BRIEF:
Recast the listing below as a Markdown table with the columns "Row" and "Line": number each line in the first column and put the line itself in the second, leaving out the blank lines and the pictures.

DATASET RECORDS:
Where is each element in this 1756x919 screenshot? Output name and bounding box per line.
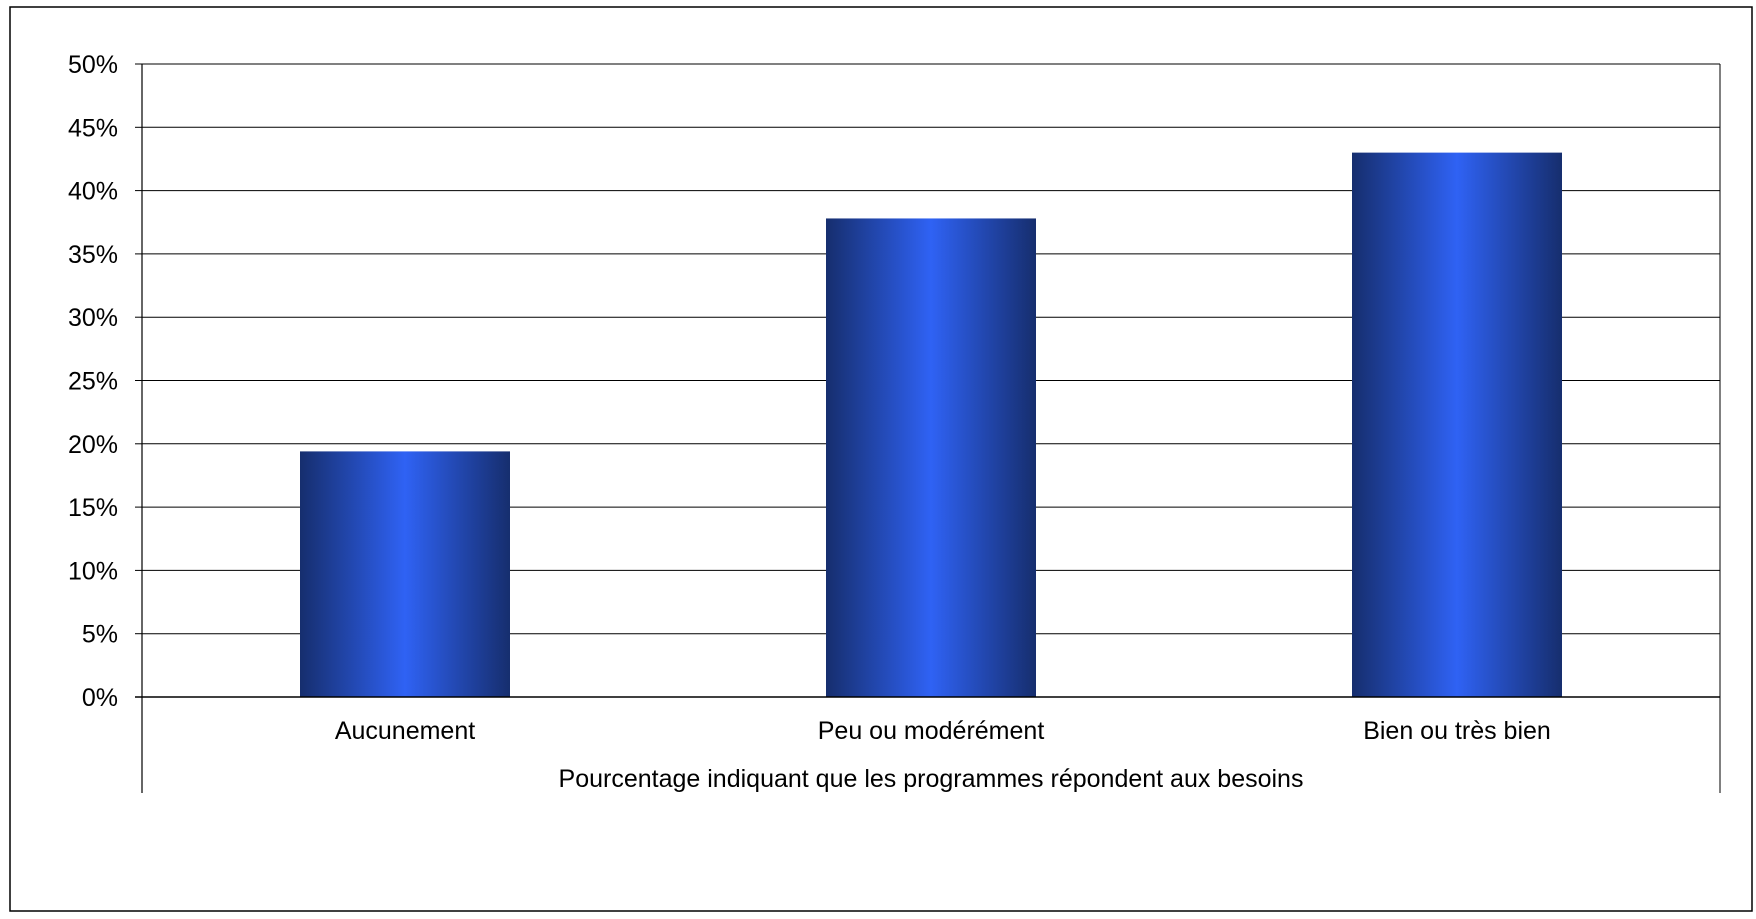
axes <box>135 64 1721 793</box>
y-tick-label: 15% <box>68 494 118 522</box>
y-tick-label: 25% <box>68 368 118 396</box>
y-tick-label: 45% <box>68 114 118 142</box>
y-tick-label: 50% <box>68 51 118 79</box>
y-tick-label: 10% <box>68 557 118 585</box>
bar <box>300 451 510 697</box>
x-tick-label: Aucunement <box>335 717 475 745</box>
x-tick-labels: Aucunement Peu ou modérément Bien ou très … <box>335 717 1551 745</box>
y-tick-labels: 0% 5% 10% 15% 20% 25% 30% 35% 40% 45% 50% <box>68 51 118 712</box>
y-tick-label: 35% <box>68 241 118 269</box>
x-tick-label: Bien ou très bien <box>1363 717 1551 745</box>
x-axis-title: Pourcentage indiquant que les programmes… <box>559 765 1304 793</box>
y-tick-label: 5% <box>82 621 118 649</box>
y-tick-label: 30% <box>68 304 118 332</box>
x-tick-label: Peu ou modérément <box>818 717 1045 745</box>
y-tick-label: 20% <box>68 431 118 459</box>
y-tick-label: 0% <box>82 684 118 712</box>
bar <box>1352 152 1562 697</box>
bars <box>300 152 1562 697</box>
y-tick-label: 40% <box>68 178 118 206</box>
bar <box>826 218 1036 697</box>
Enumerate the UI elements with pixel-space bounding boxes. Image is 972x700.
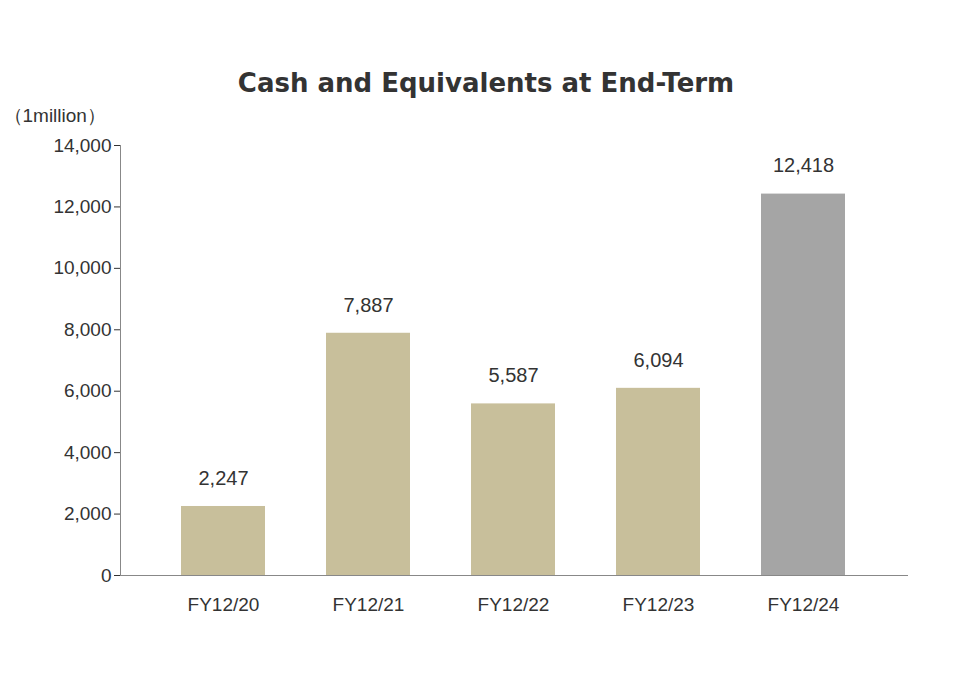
svg-text:2,000: 2,000: [64, 503, 112, 524]
svg-text:6,094: 6,094: [633, 349, 683, 371]
svg-text:10,000: 10,000: [53, 257, 111, 278]
svg-text:FY12/22: FY12/22: [478, 594, 550, 615]
svg-text:FY12/23: FY12/23: [623, 594, 695, 615]
svg-text:8,000: 8,000: [64, 319, 112, 340]
svg-text:7,887: 7,887: [343, 294, 393, 316]
svg-text:2,247: 2,247: [198, 467, 248, 489]
svg-text:（1million）: （1million）: [4, 105, 106, 126]
svg-text:14,000: 14,000: [53, 135, 111, 156]
svg-text:FY12/24: FY12/24: [768, 594, 840, 615]
svg-text:12,000: 12,000: [53, 196, 111, 217]
svg-text:4,000: 4,000: [64, 442, 112, 463]
html-text:Cash and Equivalents at End-Te: Cash and Equivalents at End-Term: [237, 68, 735, 98]
svg-text:6,000: 6,000: [64, 380, 112, 401]
svg-text:0: 0: [101, 565, 112, 586]
svg-text:5,587: 5,587: [488, 364, 538, 386]
svg-text:FY12/20: FY12/20: [188, 594, 260, 615]
svg-text:FY12/21: FY12/21: [333, 594, 405, 615]
svg-text:12,418: 12,418: [773, 154, 834, 176]
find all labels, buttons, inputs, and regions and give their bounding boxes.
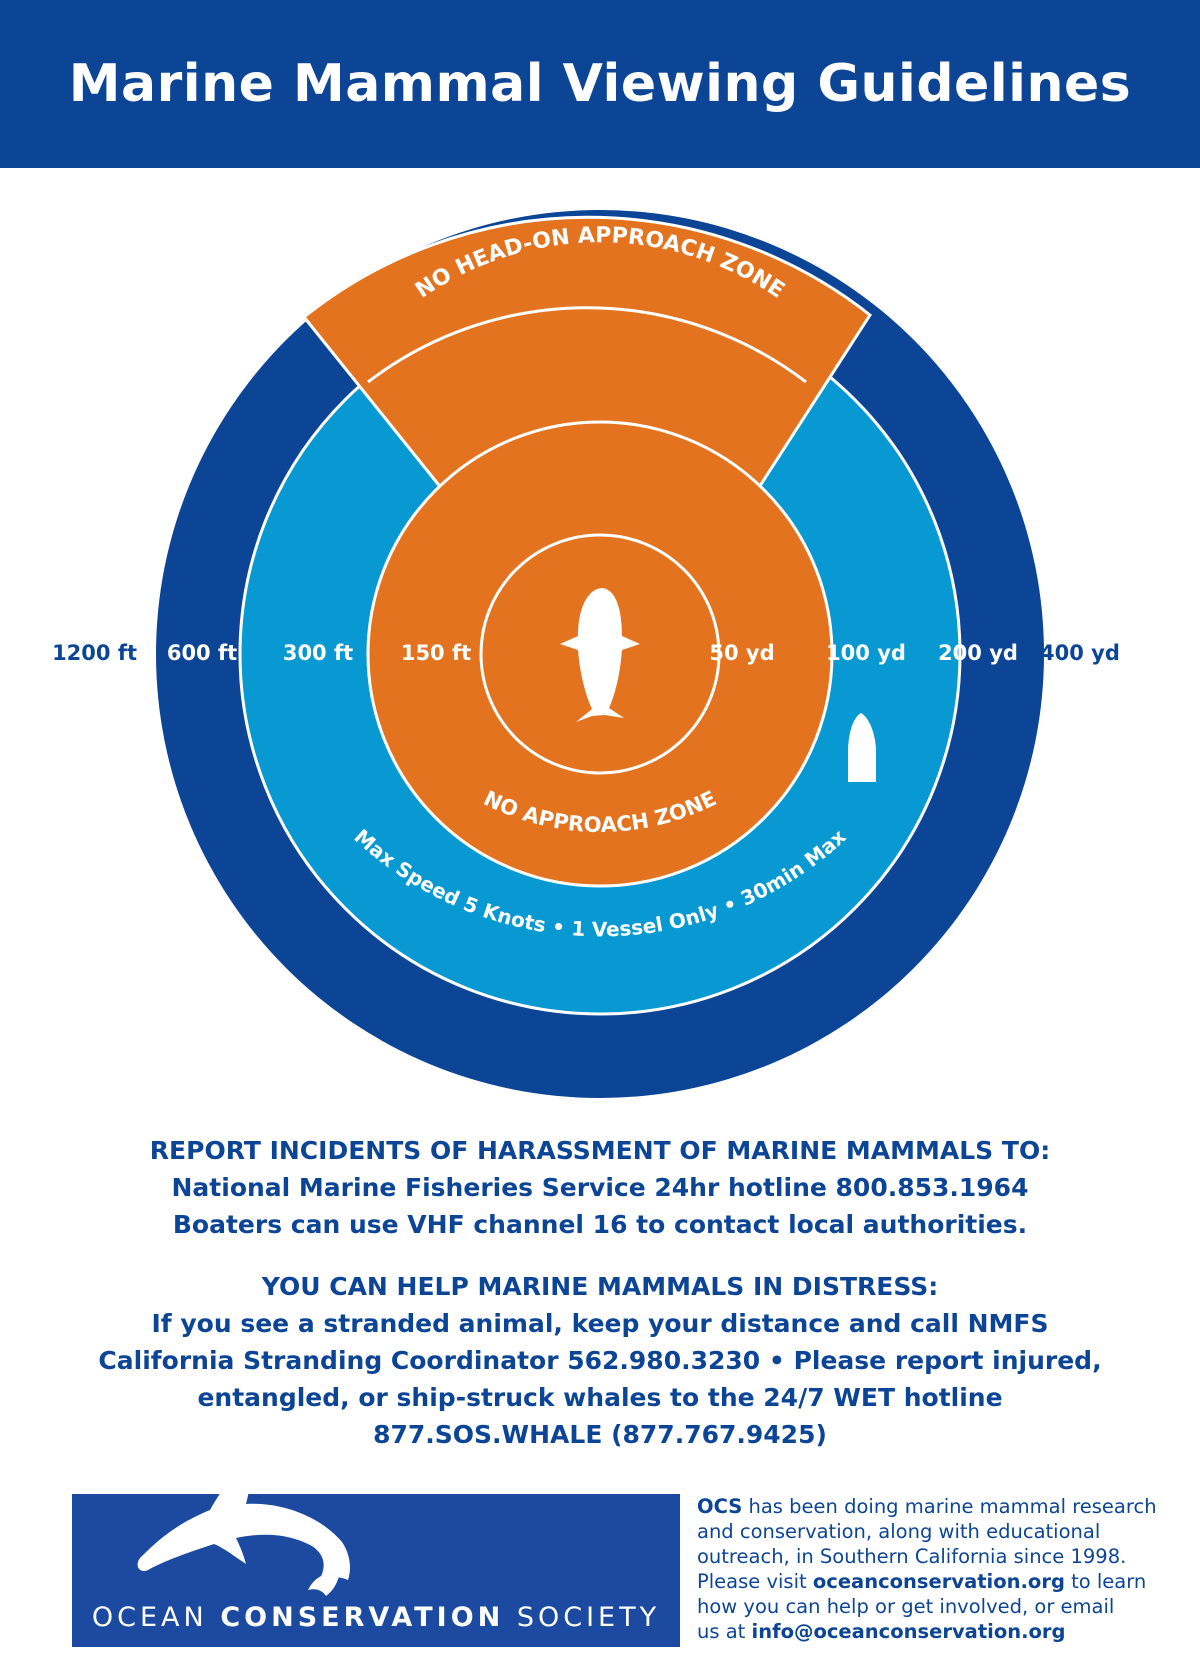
distance-label-100yd: 100 yd [826,641,906,665]
distance-label-400yd: 400 yd [1040,641,1120,665]
about-line-6: us at info@oceanconservation.org [697,1620,1066,1643]
zone-divider [367,306,807,384]
distance-label-50yd: 50 yd [709,641,774,665]
page-header: Marine Mammal Viewing Guidelines [0,0,1200,168]
about-line-3: outreach, in Southern California since 1… [697,1545,1127,1568]
report-vhf: Boaters can use VHF channel 16 to contac… [172,1210,1028,1239]
help-heading: YOU CAN HELP MARINE MAMMALS IN DISTRESS: [261,1272,939,1301]
help-line-4: 877.SOS.WHALE (877.767.9425) [373,1420,827,1449]
logo-wordmark: OCEAN CONSERVATION SOCIETY [72,1602,680,1633]
page-title: Marine Mammal Viewing Guidelines [68,54,1132,114]
about-ocs: OCS has been doing marine mammal researc… [697,1494,1177,1644]
report-hotline: National Marine Fisheries Service 24hr h… [171,1173,1029,1202]
about-line-5: how you can help or get involved, or ema… [697,1595,1115,1618]
distance-label-600ft: 600 ft [167,641,237,665]
logo-word-society: SOCIETY [516,1602,661,1633]
help-line-2: California Stranding Coordinator 562.980… [98,1346,1102,1375]
logo-word-ocean: OCEAN [91,1602,208,1633]
about-line-1: OCS has been doing marine mammal researc… [697,1495,1157,1518]
viewing-zones-diagram: 1200 ft 600 ft 300 ft 150 ft 50 yd 100 y… [52,210,1120,1098]
boat-icon [848,713,876,782]
distance-label-200yd: 200 yd [938,641,1018,665]
distance-label-1200ft: 1200 ft [52,641,137,665]
inner-circle [479,533,721,775]
distance-label-300ft: 300 ft [283,641,353,665]
help-line-1: If you see a stranded animal, keep your … [151,1309,1049,1338]
dolphin-icon [137,1448,350,1596]
email-link[interactable]: info@oceanconservation.org [751,1620,1066,1643]
website-link[interactable]: oceanconservation.org [812,1570,1065,1593]
logo-word-conservation: CONSERVATION [220,1602,505,1633]
help-section: YOU CAN HELP MARINE MAMMALS IN DISTRESS:… [0,1268,1200,1453]
about-line-2: and conservation, along with educational [697,1520,1101,1543]
whale-icon [560,588,640,722]
distance-label-150ft: 150 ft [401,641,471,665]
help-line-3: entangled, or ship-struck whales to the … [197,1383,1003,1412]
about-org: OCS [697,1495,743,1518]
report-section: REPORT INCIDENTS OF HARASSMENT OF MARINE… [0,1132,1200,1243]
report-heading: REPORT INCIDENTS OF HARASSMENT OF MARINE… [149,1136,1051,1165]
ocs-logo [72,1494,680,1647]
about-line-4: Please visit oceanconservation.org to le… [697,1570,1147,1593]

SOLVED PROBLEM:
| Row | Line |
|---|---|
| 1 | Where is each element in this 1756x919 screenshot? Output name and bounding box per line. |
| 2 | axes <box>135 64 1721 793</box> |
| 3 | y-tick-label: 15% <box>68 494 118 522</box> |
| 4 | y-tick-label: 25% <box>68 368 118 396</box> |
| 5 | y-tick-label: 45% <box>68 114 118 142</box> |
| 6 | y-tick-label: 50% <box>68 51 118 79</box> |
| 7 | y-tick-label: 10% <box>68 557 118 585</box> |
| 8 | bar <box>300 451 510 697</box> |
| 9 | x-tick-label: Aucunement <box>335 717 475 745</box> |
| 10 | x-tick-labels: Aucunement Peu ou modérément Bien ou très … <box>335 717 1551 745</box> |
| 11 | y-tick-labels: 0% 5% 10% 15% 20% 25% 30% 35% 40% 45% 50% <box>68 51 118 712</box> |
| 12 | y-tick-label: 35% <box>68 241 118 269</box> |
| 13 | x-tick-label: Bien ou très bien <box>1363 717 1551 745</box> |
| 14 | x-axis-title: Pourcentage indiquant que les programmes… <box>559 765 1304 793</box> |
| 15 | y-tick-label: 5% <box>82 621 118 649</box> |
| 16 | y-tick-label: 30% <box>68 304 118 332</box> |
| 17 | x-tick-label: Peu ou modérément <box>818 717 1045 745</box> |
| 18 | y-tick-label: 20% <box>68 431 118 459</box> |
| 19 | y-tick-label: 0% <box>82 684 118 712</box> |
| 20 | bar <box>1352 152 1562 697</box> |
| 21 | bars <box>300 152 1562 697</box> |
| 22 | y-tick-label: 40% <box>68 178 118 206</box> |
| 23 | bar <box>826 218 1036 697</box> |
| 24 | Enumerate the UI elements with pixel-space bounding boxes. Image is 972x700. |
| 25 | svg-text:2,000: 2,000: [64, 503, 112, 524] |
| 26 | svg-text:6,094: 6,094: [633, 349, 683, 371] |
| 27 | svg-text:10,000: 10,000: [53, 257, 111, 278] |
| 28 | svg-text:FY12/22: FY12/22: [478, 594, 550, 615] |
| 29 | svg-text:FY12/23: FY12/23: [623, 594, 695, 615] |
| 30 | svg-text:8,000: 8,000: [64, 319, 112, 340] |
| 31 | svg-text:7,887: 7,887: [343, 294, 393, 316] |
| 32 | svg-text:2,247: 2,247: [198, 467, 248, 489] |
| 33 | svg-text:（1million）: （1million）: [4, 105, 106, 126] |
| 34 | svg-text:14,000: 14,000: [53, 135, 111, 156] |
| 35 | svg-text:FY12/24: FY12/24: [768, 594, 840, 615] |
| 36 | svg-text:12,000: 12,000: [53, 196, 111, 217] |
| 37 | svg-text:4,000: 4,000: [64, 442, 112, 463] |
| 38 | html-text:Cash and Equivalents at End-Te: Cash and Equivalents at End-Term: [237, 68, 735, 98] |
| 39 | svg-text:6,000: 6,000: [64, 380, 112, 401] |
| 40 | svg-text:0: 0: [101, 565, 112, 586] |
| 41 | svg-text:5,587: 5,587: [488, 364, 538, 386] |
| 42 | svg-text:FY12/20: FY12/20: [188, 594, 260, 615] |
| 43 | svg-text:FY12/21: FY12/21: [333, 594, 405, 615] |
| 44 | svg-text:12,418: 12,418: [773, 154, 834, 176] |
| 45 | find all labels, buttons, inputs, and regions and give their bounding boxes. |
| 46 | distance-label-100yd: 100 yd [826,641,906,665] |
| 47 | distance-label-400yd: 400 yd [1040,641,1120,665] |
| 48 | about-line-6: us at info@oceanconservation.org [697,1620,1066,1643] |
| 49 | zone-divider [367,306,807,384] |
| 50 | distance-label-50yd: 50 yd [709,641,774,665] |
| 51 | page-header: Marine Mammal Viewing Guidelines [0,0,1200,168] |
| 52 | about-line-3: outreach, in Southern California since 1… [697,1545,1127,1568] |
| 53 | report-vhf: Boaters can use VHF channel 16 to contac… [172,1210,1028,1239] |
| 54 | help-heading: YOU CAN HELP MARINE MAMMALS IN DISTRESS: [261,1272,939,1301] |
| 55 | help-line-4: 877.SOS.WHALE (877.767.9425) [373,1420,827,1449] |
| 56 | logo-wordmark: OCEAN CONSERVATION SOCIETY [72,1602,680,1633] |
| 57 | page-title: Marine Mammal Viewing Guidelines [68,54,1132,114] |
| 58 | about-ocs: OCS has been doing marine mammal researc… [697,1494,1177,1644] |
| 59 | report-hotline: National Marine Fisheries Service 24hr h… [171,1173,1029,1202] |
| 60 | about-line-5: how you can help or get involved, or ema… [697,1595,1115,1618] |
| 61 | distance-label-600ft: 600 ft [167,641,237,665] |
| 62 | logo-word-society: SOCIETY [516,1602,661,1633] |
| 63 | help-line-2: California Stranding Coordinator 562.980… [98,1346,1102,1375] |
| 64 | logo-word-ocean: OCEAN [91,1602,208,1633] |
| 65 | about-line-1: OCS has been doing marine mammal researc… [697,1495,1157,1518] |
| 66 | viewing-zones-diagram: 1200 ft 600 ft 300 ft 150 ft 50 yd 100 y… [52,210,1120,1098] |
| 67 | boat-icon [848,713,876,782] |
| 68 | distance-label-200yd: 200 yd [938,641,1018,665] |
| 69 | distance-label-1200ft: 1200 ft [52,641,137,665] |
| 70 | inner-circle [479,533,721,775] |
| 71 | distance-label-300ft: 300 ft [283,641,353,665] |
| 72 | help-line-1: If you see a stranded animal, keep your … [151,1309,1049,1338] |
| 73 | dolphin-icon [137,1448,350,1596] |
| 74 | email-link[interactable]: info@oceanconservation.org [751,1620,1066,1643] |
| 75 | website-link[interactable]: oceanconservation.org [812,1570,1065,1593] |
| 76 | logo-word-conservation: CONSERVATION [220,1602,505,1633] |
| 77 | help-section: YOU CAN HELP MARINE MAMMALS IN DISTRESS:… [0,1268,1200,1453] |
| 78 | about-line-2: and conservation, along with educational [697,1520,1101,1543] |
| 79 | whale-icon [560,588,640,722] |
| 80 | distance-label-150ft: 150 ft [401,641,471,665] |
| 81 | help-line-3: entangled, or ship-struck whales to the … [197,1383,1003,1412] |
| 82 | about-org: OCS [697,1495,743,1518] |
| 83 | report-section: REPORT INCIDENTS OF HARASSMENT OF MARINE… [0,1132,1200,1243] |
| 84 | report-heading: REPORT INCIDENTS OF HARASSMENT OF MARINE… [149,1136,1051,1165] |
| 85 | ocs-logo [72,1494,680,1647] |
| 86 | about-line-4: Please visit oceanconservation.org to le… [697,1570,1147,1593] |